■ INSTRUCTION
Look through the material below and give the number of lines holding "решения", with no other words.

** begin DATA FOR THIS TASK **

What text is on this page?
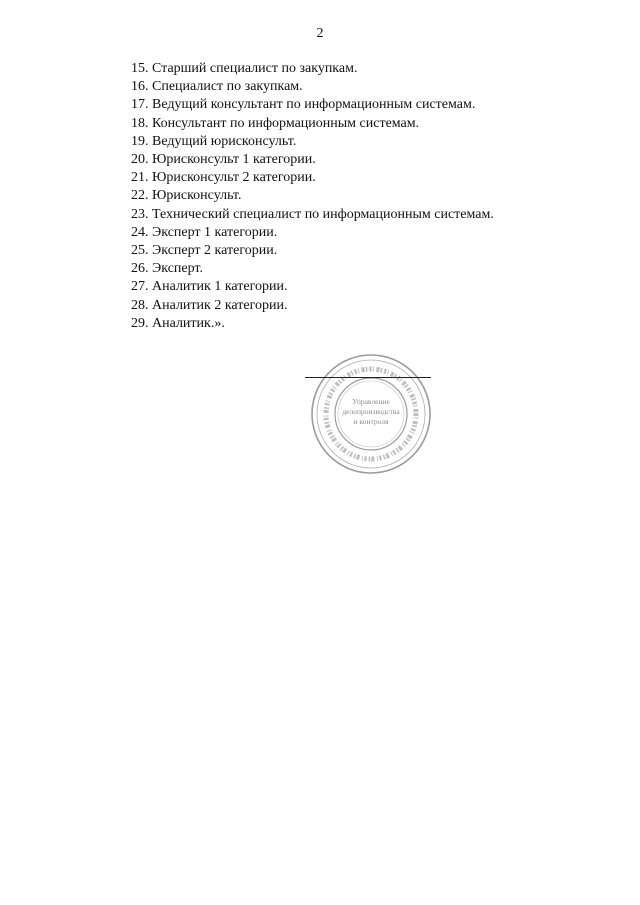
2
15. Старший специалист по закупкам.
16. Специалист по закупкам.
17. Ведущий консультант по информационным системам.
18. Консультант по информационным системам.
19. Ведущий юрисконсульт.
20. Юрисконсульт 1 категории.
21. Юрисконсульт 2 категории.
22. Юрисконсульт.
23. Технический специалист по информационным системам.
24. Эксперт 1 категории.
25. Эксперт 2 категории.
26. Эксперт.
27. Аналитик 1 категории.
28. Аналитик 2 категории.
29. Аналитик.».
Управление
делопроизводства
и контроля
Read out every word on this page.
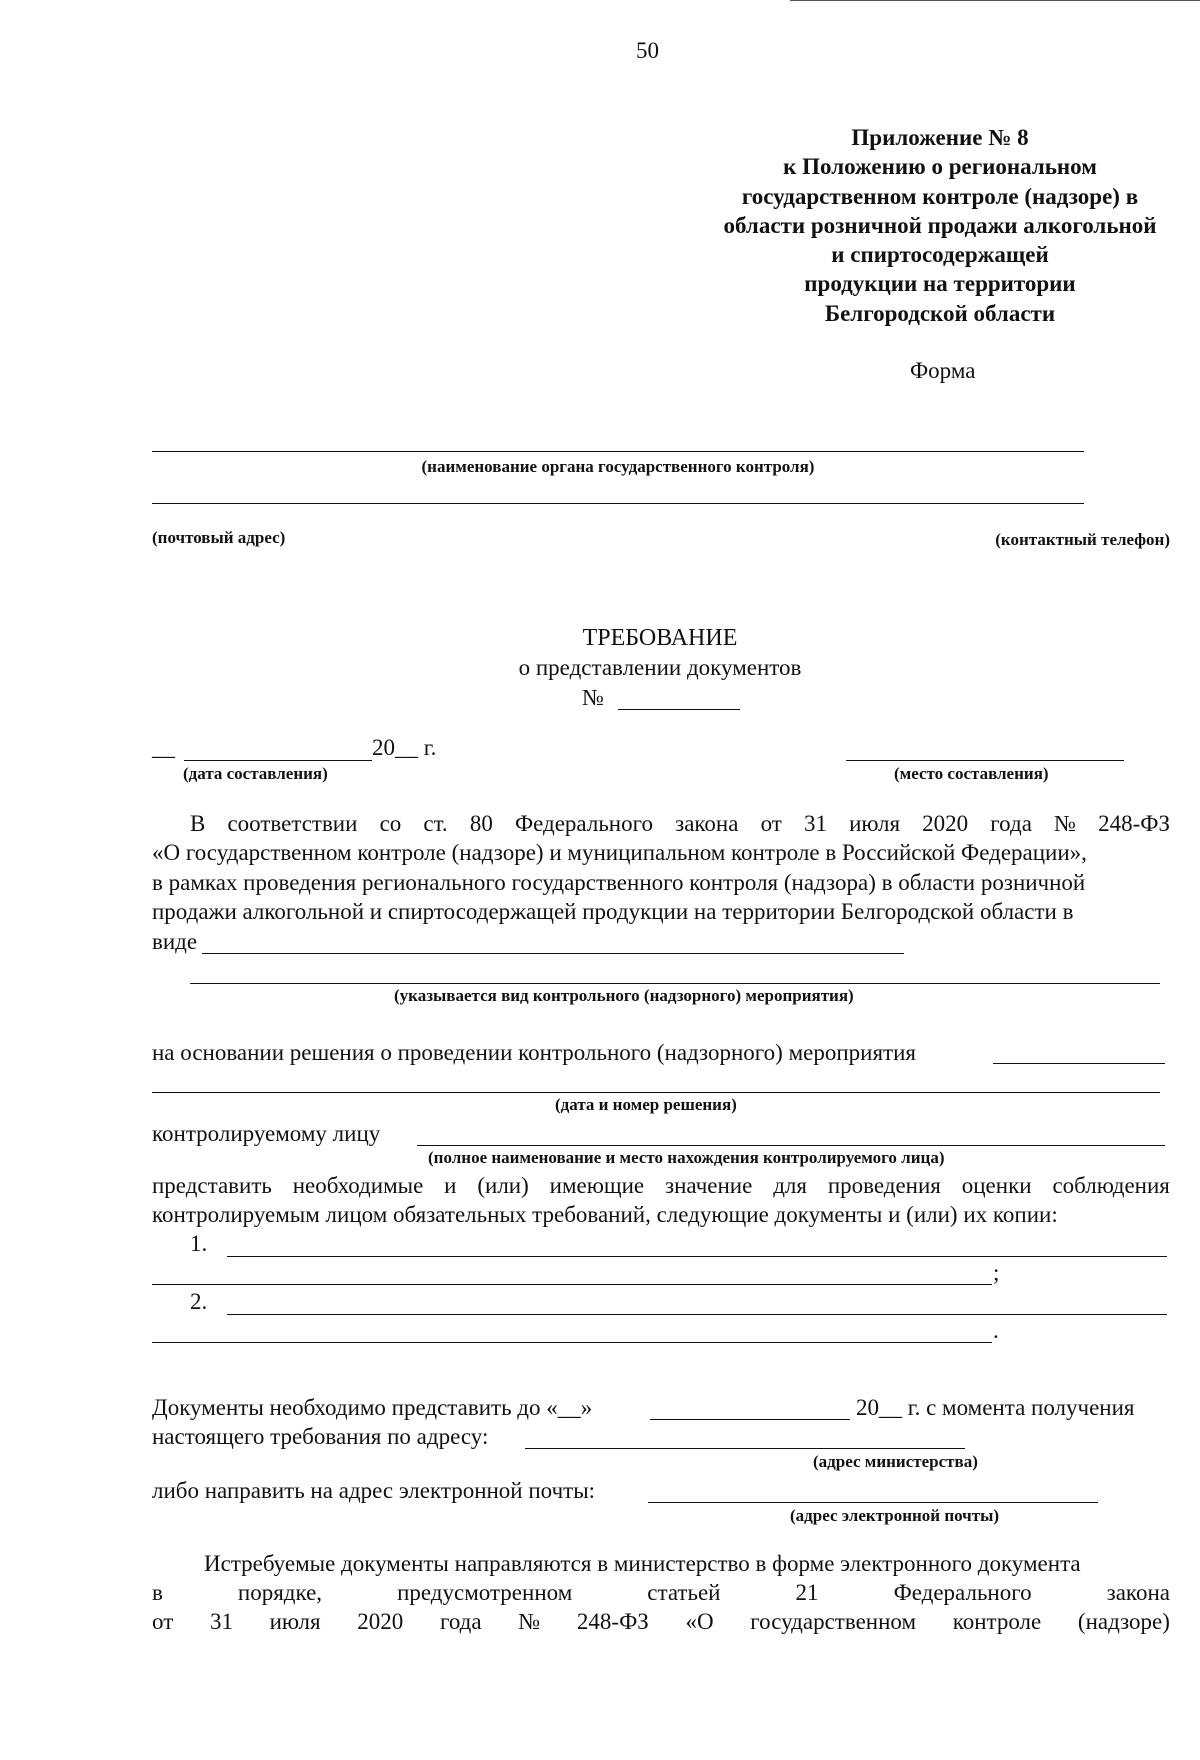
50
Приложение № 8
к Положению о региональном
государственном контроле (надзоре) в
области розничной продажи алкогольной
и спиртосодержащей
продукции на территории
Белгородской области
Форма
(наименование органа государственного контроля)
(почтовый адрес)	(контактный телефон)
ТРЕБОВАНИЕ
о представлении документов
№
__	20__ г.
(дата составления)	(место составления)
В соответствии со ст. 80 Федерального закона от 31 июля 2020 года № 248-ФЗ
«О государственном контроле (надзоре) и муниципальном контроле в Российской Федерации»,
в рамках проведения регионального государственного контроля (надзора) в области розничной
продажи алкогольной и спиртосодержащей продукции на территории Белгородской области в
виде
(указывается вид контрольного (надзорного) мероприятия)
на основании решения о проведении контрольного (надзорного) мероприятия
(дата и номер решения)
контролируемому лицу
(полное наименование и место нахождения контролируемого лица)
представить необходимые и (или) имеющие значение для проведения оценки соблюдения
контролируемым лицом обязательных требований, следующие документы и (или) их копии:
1.
;
2.
.
Документы необходимо представить до «__»	20__ г. с момента получения
настоящего требования по адресу:
(адрес министерства)
либо направить на адрес электронной почты:
(адрес электронной почты)
Истребуемые документы направляются в министерство в форме электронного документа
в	порядке,	предусмотренном	статьей	21	Федерального	закона
от 31 июля 2020 года № 248-ФЗ «О государственном контроле (надзоре)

** end DATA FOR THIS TASK **

■ COMPLETED TASK
2